Short task:
Format the entries as a numbered list, starting at the first line and ending at the line containing "section-heading: （一）延长期限请求 [108,104,746,144]". Include both of those lines and leave out any blank lines.

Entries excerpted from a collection
☆ ☆ ☆ ☆ ☆ ☆ ☆
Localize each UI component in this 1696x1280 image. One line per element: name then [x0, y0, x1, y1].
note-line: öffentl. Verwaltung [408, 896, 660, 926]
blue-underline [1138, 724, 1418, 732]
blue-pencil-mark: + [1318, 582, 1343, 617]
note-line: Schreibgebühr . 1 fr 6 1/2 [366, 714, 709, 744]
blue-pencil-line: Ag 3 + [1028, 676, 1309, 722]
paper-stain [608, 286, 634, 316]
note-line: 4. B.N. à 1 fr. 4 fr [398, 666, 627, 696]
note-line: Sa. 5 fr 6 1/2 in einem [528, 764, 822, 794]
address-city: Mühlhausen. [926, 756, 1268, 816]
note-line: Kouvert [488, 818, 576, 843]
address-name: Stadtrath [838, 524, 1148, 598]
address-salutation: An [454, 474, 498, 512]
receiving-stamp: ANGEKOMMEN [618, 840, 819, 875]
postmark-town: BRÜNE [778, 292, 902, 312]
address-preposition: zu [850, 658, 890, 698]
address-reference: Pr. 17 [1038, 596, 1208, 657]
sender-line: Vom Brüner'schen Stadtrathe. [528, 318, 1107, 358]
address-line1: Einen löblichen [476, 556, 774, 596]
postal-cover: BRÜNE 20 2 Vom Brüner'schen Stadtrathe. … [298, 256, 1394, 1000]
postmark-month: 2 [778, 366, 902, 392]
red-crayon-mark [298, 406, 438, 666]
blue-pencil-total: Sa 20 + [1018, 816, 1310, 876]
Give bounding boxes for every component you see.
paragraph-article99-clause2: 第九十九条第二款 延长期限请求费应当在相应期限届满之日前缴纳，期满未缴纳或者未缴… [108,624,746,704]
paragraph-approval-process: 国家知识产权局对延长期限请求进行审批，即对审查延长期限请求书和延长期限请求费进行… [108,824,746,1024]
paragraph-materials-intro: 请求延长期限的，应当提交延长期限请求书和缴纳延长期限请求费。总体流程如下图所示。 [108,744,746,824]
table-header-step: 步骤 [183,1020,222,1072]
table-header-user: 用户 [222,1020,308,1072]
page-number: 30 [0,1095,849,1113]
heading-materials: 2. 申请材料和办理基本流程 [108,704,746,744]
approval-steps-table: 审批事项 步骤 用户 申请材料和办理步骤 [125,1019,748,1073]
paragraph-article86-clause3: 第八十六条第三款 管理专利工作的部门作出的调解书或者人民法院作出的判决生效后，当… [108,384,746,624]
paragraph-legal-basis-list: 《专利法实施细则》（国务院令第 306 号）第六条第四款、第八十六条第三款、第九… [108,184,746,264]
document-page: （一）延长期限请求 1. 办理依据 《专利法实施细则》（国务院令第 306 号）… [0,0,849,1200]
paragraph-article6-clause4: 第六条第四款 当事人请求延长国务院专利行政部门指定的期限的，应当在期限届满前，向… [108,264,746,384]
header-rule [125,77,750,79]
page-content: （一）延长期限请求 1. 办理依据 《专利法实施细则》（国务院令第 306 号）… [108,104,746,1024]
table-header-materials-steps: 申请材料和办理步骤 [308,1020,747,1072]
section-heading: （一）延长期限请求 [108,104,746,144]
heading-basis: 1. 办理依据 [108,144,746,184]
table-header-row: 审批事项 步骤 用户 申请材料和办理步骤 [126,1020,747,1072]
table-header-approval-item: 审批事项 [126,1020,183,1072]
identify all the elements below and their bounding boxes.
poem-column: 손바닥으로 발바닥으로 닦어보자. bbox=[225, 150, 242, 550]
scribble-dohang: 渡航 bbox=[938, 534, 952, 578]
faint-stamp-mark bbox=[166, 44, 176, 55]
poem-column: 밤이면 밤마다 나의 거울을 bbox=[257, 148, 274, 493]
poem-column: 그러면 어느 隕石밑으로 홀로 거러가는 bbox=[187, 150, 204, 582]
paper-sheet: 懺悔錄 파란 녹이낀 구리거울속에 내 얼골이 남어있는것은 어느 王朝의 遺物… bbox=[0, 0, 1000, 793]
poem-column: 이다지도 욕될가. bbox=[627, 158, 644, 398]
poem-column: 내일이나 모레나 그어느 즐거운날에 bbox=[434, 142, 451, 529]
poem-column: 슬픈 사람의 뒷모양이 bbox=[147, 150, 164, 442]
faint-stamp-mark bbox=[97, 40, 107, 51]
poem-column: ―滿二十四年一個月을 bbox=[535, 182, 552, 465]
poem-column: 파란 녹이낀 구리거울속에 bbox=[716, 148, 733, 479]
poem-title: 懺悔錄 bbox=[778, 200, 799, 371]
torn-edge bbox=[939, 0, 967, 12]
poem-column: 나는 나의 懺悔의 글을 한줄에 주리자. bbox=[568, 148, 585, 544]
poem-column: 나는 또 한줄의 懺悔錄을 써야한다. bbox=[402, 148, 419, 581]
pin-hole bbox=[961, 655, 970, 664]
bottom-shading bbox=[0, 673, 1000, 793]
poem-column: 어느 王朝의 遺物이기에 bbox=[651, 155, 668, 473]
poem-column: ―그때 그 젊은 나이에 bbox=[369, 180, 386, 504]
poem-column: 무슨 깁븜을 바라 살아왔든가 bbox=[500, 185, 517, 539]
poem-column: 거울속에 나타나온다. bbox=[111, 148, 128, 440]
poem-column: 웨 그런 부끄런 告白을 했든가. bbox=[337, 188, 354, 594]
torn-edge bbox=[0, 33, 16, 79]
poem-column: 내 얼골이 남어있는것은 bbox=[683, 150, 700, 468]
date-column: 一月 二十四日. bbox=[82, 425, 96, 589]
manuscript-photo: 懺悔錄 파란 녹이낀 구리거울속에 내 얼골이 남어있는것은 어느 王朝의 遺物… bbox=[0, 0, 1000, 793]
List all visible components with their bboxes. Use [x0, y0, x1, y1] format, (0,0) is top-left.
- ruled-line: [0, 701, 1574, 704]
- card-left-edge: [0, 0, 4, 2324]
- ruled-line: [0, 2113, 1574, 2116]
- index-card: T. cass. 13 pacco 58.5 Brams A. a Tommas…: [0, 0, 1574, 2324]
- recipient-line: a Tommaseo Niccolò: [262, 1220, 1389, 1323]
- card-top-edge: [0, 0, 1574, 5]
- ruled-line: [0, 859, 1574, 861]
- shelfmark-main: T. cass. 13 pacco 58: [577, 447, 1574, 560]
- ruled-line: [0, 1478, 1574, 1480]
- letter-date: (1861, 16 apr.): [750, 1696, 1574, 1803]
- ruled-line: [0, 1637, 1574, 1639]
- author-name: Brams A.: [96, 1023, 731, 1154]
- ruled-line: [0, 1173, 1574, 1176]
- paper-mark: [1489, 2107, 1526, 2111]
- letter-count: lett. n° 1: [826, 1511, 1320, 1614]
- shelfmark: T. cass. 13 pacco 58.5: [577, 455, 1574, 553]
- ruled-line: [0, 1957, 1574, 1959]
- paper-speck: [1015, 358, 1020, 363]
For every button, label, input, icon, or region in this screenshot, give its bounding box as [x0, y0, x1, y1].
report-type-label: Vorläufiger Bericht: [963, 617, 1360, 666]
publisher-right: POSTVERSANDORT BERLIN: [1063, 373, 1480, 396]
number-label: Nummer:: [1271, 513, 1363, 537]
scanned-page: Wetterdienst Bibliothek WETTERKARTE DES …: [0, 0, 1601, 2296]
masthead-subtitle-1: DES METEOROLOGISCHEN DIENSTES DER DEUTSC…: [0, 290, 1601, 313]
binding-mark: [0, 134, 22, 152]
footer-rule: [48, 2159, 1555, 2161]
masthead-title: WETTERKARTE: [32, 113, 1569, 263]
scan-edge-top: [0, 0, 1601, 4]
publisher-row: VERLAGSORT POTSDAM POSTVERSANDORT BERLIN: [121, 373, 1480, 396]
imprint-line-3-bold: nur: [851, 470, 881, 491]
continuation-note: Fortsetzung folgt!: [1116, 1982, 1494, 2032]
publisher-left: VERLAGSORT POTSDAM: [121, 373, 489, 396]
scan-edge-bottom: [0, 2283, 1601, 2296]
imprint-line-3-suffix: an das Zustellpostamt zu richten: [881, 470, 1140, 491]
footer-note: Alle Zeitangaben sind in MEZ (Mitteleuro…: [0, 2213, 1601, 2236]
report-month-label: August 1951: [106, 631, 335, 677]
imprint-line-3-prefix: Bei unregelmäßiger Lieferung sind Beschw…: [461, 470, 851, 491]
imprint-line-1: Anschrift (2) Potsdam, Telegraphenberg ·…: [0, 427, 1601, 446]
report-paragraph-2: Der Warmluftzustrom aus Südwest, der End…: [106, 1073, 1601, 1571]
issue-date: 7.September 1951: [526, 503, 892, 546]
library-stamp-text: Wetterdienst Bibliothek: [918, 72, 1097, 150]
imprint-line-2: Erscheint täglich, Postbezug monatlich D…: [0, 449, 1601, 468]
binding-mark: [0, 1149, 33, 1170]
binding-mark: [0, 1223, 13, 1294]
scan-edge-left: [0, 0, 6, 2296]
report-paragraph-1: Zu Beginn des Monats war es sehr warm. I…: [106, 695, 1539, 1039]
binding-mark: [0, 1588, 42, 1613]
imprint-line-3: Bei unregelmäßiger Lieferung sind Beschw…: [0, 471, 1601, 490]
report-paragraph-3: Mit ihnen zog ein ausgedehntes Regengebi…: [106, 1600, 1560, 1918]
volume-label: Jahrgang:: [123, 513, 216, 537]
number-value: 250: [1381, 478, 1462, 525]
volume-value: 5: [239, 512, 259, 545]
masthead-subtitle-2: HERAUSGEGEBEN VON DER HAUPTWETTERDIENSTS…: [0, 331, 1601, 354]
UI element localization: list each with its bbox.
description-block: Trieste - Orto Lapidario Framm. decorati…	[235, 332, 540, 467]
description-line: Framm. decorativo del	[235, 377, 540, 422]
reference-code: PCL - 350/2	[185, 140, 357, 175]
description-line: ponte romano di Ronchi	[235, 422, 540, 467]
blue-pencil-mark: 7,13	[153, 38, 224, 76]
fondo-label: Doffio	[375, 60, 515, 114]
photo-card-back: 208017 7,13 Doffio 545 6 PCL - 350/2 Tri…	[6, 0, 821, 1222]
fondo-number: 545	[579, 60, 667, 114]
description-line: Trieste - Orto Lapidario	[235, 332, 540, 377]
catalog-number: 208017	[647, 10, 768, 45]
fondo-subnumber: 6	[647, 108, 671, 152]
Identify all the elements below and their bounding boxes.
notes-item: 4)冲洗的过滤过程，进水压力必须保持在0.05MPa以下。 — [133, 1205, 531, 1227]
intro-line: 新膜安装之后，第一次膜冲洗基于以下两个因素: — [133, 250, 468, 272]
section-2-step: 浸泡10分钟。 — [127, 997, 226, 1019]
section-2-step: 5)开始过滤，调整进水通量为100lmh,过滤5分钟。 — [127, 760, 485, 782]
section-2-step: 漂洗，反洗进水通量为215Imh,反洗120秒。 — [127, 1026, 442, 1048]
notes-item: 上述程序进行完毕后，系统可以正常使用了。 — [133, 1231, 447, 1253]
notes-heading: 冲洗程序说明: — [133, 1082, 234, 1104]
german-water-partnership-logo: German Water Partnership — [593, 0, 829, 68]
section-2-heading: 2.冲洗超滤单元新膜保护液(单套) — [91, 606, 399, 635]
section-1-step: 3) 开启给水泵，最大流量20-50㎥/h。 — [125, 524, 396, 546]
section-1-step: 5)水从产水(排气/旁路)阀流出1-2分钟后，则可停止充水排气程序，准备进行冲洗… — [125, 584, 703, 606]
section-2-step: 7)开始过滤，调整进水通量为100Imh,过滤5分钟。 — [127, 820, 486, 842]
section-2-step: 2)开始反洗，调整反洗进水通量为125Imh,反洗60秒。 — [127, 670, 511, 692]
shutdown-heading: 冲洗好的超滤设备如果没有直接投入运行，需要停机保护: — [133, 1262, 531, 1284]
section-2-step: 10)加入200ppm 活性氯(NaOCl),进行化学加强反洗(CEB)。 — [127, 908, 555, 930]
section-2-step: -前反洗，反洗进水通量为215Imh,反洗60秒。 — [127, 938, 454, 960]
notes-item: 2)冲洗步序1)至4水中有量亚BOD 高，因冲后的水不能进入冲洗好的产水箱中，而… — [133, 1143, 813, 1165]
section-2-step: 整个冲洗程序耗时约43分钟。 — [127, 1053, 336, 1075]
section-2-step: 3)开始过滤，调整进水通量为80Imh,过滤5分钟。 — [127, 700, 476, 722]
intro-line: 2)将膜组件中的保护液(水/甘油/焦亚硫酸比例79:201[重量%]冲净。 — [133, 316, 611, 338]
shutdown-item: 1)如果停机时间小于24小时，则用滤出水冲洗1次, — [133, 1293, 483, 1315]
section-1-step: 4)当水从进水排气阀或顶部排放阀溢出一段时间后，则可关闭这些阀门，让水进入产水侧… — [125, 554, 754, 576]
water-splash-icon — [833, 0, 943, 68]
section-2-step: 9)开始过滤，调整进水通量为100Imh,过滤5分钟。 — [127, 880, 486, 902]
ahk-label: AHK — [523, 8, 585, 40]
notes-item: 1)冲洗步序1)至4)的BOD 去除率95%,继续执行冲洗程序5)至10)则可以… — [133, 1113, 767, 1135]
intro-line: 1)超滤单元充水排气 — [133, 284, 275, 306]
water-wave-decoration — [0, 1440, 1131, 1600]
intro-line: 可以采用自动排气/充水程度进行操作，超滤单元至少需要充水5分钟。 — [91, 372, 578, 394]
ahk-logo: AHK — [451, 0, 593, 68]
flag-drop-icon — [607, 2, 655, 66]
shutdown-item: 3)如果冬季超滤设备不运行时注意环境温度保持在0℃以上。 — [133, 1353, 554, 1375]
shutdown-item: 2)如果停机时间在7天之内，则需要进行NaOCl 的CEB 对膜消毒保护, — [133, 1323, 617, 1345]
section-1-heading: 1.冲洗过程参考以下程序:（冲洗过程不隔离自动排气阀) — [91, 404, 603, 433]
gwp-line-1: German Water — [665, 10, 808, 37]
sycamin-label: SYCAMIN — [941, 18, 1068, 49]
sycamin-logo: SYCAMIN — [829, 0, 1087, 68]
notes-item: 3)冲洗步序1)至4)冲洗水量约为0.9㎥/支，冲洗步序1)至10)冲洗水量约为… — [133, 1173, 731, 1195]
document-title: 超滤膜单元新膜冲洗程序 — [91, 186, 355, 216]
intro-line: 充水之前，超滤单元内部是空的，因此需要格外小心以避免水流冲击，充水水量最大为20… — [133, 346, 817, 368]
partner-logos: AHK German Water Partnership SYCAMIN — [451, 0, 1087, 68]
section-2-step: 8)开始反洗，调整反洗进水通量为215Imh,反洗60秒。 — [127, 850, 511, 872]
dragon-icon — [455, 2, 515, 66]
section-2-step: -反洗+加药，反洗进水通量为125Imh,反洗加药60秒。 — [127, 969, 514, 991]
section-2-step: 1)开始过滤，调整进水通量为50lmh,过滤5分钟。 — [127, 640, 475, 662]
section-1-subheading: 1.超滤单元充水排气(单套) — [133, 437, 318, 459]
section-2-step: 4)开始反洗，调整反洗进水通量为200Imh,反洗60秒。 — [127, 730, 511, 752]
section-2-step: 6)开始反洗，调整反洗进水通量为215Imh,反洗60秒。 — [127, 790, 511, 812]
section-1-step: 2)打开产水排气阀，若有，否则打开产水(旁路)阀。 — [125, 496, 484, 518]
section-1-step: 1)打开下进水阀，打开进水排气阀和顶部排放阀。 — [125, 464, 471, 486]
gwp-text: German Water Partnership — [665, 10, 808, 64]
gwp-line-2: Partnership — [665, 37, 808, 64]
☆ ☆ ☆ ☆ ☆ ☆ ☆
Solution to this task:
1. Localize each UI component in this 1696x1280 image. One line per element: name then [x0, y0, x1, y1].
2. note-line: öffentl. Verwaltung [408, 896, 660, 926]
3. blue-underline [1138, 724, 1418, 732]
4. blue-pencil-mark: + [1318, 582, 1343, 617]
5. note-line: Schreibgebühr . 1 fr 6 1/2 [366, 714, 709, 744]
6. blue-pencil-line: Ag 3 + [1028, 676, 1309, 722]
7. paper-stain [608, 286, 634, 316]
8. note-line: 4. B.N. à 1 fr. 4 fr [398, 666, 627, 696]
9. note-line: Sa. 5 fr 6 1/2 in einem [528, 764, 822, 794]
10. address-city: Mühlhausen. [926, 756, 1268, 816]
11. note-line: Kouvert [488, 818, 576, 843]
12. address-name: Stadtrath [838, 524, 1148, 598]
13. address-salutation: An [454, 474, 498, 512]
14. receiving-stamp: ANGEKOMMEN [618, 840, 819, 875]
15. postmark-town: BRÜNE [778, 292, 902, 312]
16. address-preposition: zu [850, 658, 890, 698]
17. address-reference: Pr. 17 [1038, 596, 1208, 657]
18. sender-line: Vom Brüner'schen Stadtrathe. [528, 318, 1107, 358]
19. address-line1: Einen löblichen [476, 556, 774, 596]
20. postal-cover: BRÜNE 20 2 Vom Brüner'schen Stadtrathe. … [298, 256, 1394, 1000]
21. postmark-month: 2 [778, 366, 902, 392]
22. red-crayon-mark [298, 406, 438, 666]
23. blue-pencil-total: Sa 20 + [1018, 816, 1310, 876]
24. Give bounding boxes for every component you see.
25. paragraph-article99-clause2: 第九十九条第二款 延长期限请求费应当在相应期限届满之日前缴纳，期满未缴纳或者未缴… [108,624,746,704]
26. paragraph-approval-process: 国家知识产权局对延长期限请求进行审批，即对审查延长期限请求书和延长期限请求费进行… [108,824,746,1024]
27. paragraph-materials-intro: 请求延长期限的，应当提交延长期限请求书和缴纳延长期限请求费。总体流程如下图所示。 [108,744,746,824]
28. table-header-step: 步骤 [183,1020,222,1072]
29. table-header-user: 用户 [222,1020,308,1072]
30. page-number: 30 [0,1095,849,1113]
31. heading-materials: 2. 申请材料和办理基本流程 [108,704,746,744]
32. approval-steps-table: 审批事项 步骤 用户 申请材料和办理步骤 [125,1019,748,1073]
33. paragraph-article86-clause3: 第八十六条第三款 管理专利工作的部门作出的调解书或者人民法院作出的判决生效后，当… [108,384,746,624]
34. paragraph-legal-basis-list: 《专利法实施细则》（国务院令第 306 号）第六条第四款、第八十六条第三款、第九… [108,184,746,264]
35. document-page: （一）延长期限请求 1. 办理依据 《专利法实施细则》（国务院令第 306 号）… [0,0,849,1200]
36. paragraph-article6-clause4: 第六条第四款 当事人请求延长国务院专利行政部门指定的期限的，应当在期限届满前，向… [108,264,746,384]
37. header-rule [125,77,750,79]
38. page-content: （一）延长期限请求 1. 办理依据 《专利法实施细则》（国务院令第 306 号）… [108,104,746,1024]
39. table-header-materials-steps: 申请材料和办理步骤 [308,1020,747,1072]
40. section-heading: （一）延长期限请求 [108,104,746,144]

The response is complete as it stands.